# [WRITTEN REQUEST]
Extract the records below word for word and ignore the images.

# [EXTRACTED INFORMATION]
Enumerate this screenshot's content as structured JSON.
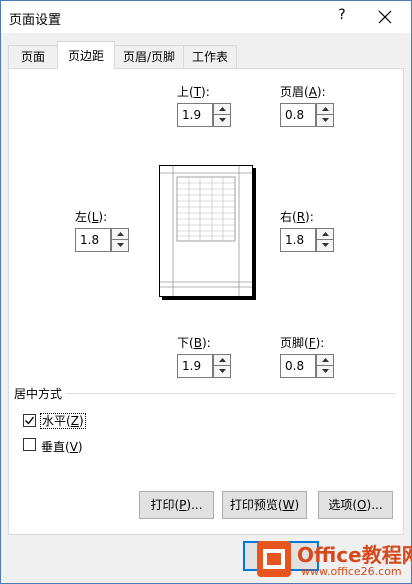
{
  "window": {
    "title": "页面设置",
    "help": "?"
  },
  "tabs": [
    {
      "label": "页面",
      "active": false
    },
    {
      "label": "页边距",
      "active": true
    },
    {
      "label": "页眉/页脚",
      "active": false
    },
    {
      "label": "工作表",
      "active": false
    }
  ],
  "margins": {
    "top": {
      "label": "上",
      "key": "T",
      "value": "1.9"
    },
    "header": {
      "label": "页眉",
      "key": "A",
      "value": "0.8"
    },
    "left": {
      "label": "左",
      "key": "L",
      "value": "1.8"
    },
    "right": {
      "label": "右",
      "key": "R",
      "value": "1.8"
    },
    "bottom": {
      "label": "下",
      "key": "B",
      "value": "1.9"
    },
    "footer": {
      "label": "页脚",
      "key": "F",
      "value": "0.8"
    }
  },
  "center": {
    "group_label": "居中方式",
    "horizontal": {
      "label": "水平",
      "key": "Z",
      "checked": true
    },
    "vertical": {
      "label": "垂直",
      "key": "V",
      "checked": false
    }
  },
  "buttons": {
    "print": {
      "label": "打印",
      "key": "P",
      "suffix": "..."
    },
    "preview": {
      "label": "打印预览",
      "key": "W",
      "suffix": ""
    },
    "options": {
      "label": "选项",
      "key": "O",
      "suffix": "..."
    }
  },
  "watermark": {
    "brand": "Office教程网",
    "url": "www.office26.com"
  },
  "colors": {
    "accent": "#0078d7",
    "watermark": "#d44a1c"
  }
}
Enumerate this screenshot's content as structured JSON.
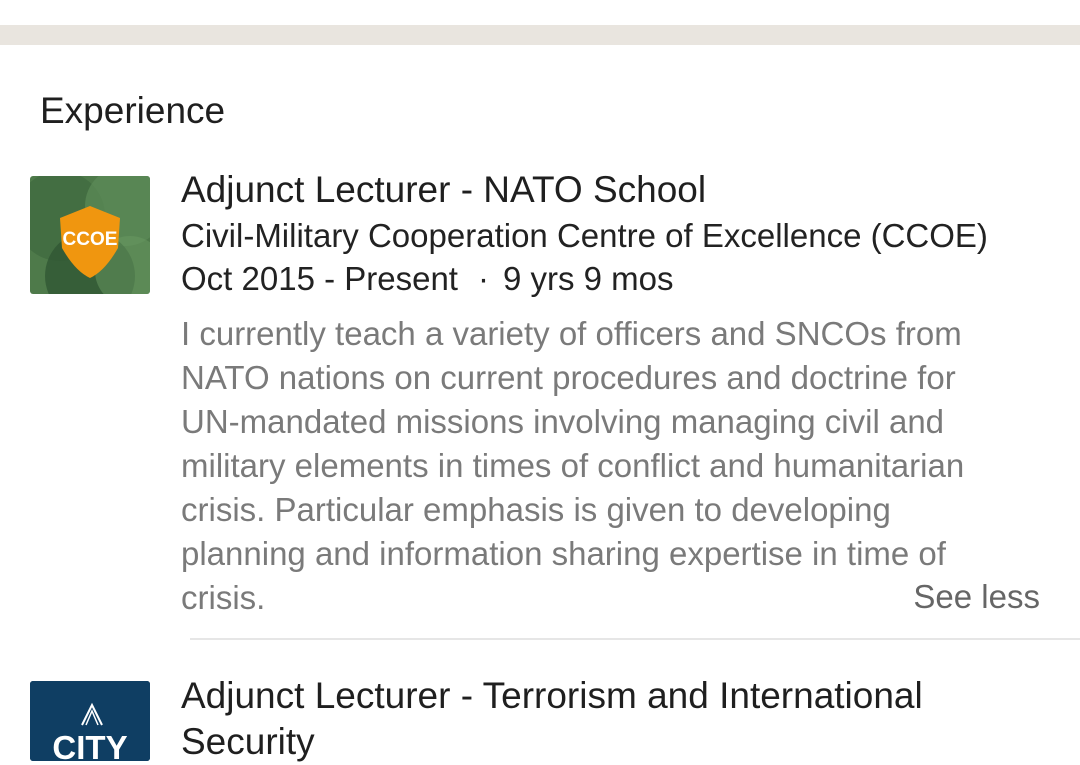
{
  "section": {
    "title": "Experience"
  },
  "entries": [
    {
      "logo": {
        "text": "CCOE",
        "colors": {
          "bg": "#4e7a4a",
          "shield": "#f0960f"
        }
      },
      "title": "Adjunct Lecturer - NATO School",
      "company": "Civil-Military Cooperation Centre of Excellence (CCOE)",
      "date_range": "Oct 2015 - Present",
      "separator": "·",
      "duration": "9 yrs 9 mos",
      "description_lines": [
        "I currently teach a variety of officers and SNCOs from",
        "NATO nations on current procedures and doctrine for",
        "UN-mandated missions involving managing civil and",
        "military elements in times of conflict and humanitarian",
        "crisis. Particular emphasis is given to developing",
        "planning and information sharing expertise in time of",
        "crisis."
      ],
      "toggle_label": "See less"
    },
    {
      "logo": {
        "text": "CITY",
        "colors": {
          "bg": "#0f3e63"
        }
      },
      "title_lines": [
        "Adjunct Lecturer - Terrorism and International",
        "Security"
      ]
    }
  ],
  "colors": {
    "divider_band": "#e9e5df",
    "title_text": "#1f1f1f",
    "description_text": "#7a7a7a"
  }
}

# [RESULT OF THE TASK]
Enumerate this screenshot's content as structured JSON.
{
  "window": {
    "title": "页面设置",
    "help": "?"
  },
  "tabs": [
    {
      "label": "页面",
      "active": false
    },
    {
      "label": "页边距",
      "active": true
    },
    {
      "label": "页眉/页脚",
      "active": false
    },
    {
      "label": "工作表",
      "active": false
    }
  ],
  "margins": {
    "top": {
      "label": "上",
      "key": "T",
      "value": "1.9"
    },
    "header": {
      "label": "页眉",
      "key": "A",
      "value": "0.8"
    },
    "left": {
      "label": "左",
      "key": "L",
      "value": "1.8"
    },
    "right": {
      "label": "右",
      "key": "R",
      "value": "1.8"
    },
    "bottom": {
      "label": "下",
      "key": "B",
      "value": "1.9"
    },
    "footer": {
      "label": "页脚",
      "key": "F",
      "value": "0.8"
    }
  },
  "center": {
    "group_label": "居中方式",
    "horizontal": {
      "label": "水平",
      "key": "Z",
      "checked": true
    },
    "vertical": {
      "label": "垂直",
      "key": "V",
      "checked": false
    }
  },
  "buttons": {
    "print": {
      "label": "打印",
      "key": "P",
      "suffix": "..."
    },
    "preview": {
      "label": "打印预览",
      "key": "W",
      "suffix": ""
    },
    "options": {
      "label": "选项",
      "key": "O",
      "suffix": "..."
    }
  },
  "watermark": {
    "brand": "Office教程网",
    "url": "www.office26.com"
  },
  "colors": {
    "accent": "#0078d7",
    "watermark": "#d44a1c"
  }
}
Enumerate this screenshot's content as structured JSON.
{
  "section": {
    "title": "Experience"
  },
  "entries": [
    {
      "logo": {
        "text": "CCOE",
        "colors": {
          "bg": "#4e7a4a",
          "shield": "#f0960f"
        }
      },
      "title": "Adjunct Lecturer - NATO School",
      "company": "Civil-Military Cooperation Centre of Excellence (CCOE)",
      "date_range": "Oct 2015 - Present",
      "separator": "·",
      "duration": "9 yrs 9 mos",
      "description_lines": [
        "I currently teach a variety of officers and SNCOs from",
        "NATO nations on current procedures and doctrine for",
        "UN-mandated missions involving managing civil and",
        "military elements in times of conflict and humanitarian",
        "crisis. Particular emphasis is given to developing",
        "planning and information sharing expertise in time of",
        "crisis."
      ],
      "toggle_label": "See less"
    },
    {
      "logo": {
        "text": "CITY",
        "colors": {
          "bg": "#0f3e63"
        }
      },
      "title_lines": [
        "Adjunct Lecturer - Terrorism and International",
        "Security"
      ]
    }
  ],
  "colors": {
    "divider_band": "#e9e5df",
    "title_text": "#1f1f1f",
    "description_text": "#7a7a7a"
  }
}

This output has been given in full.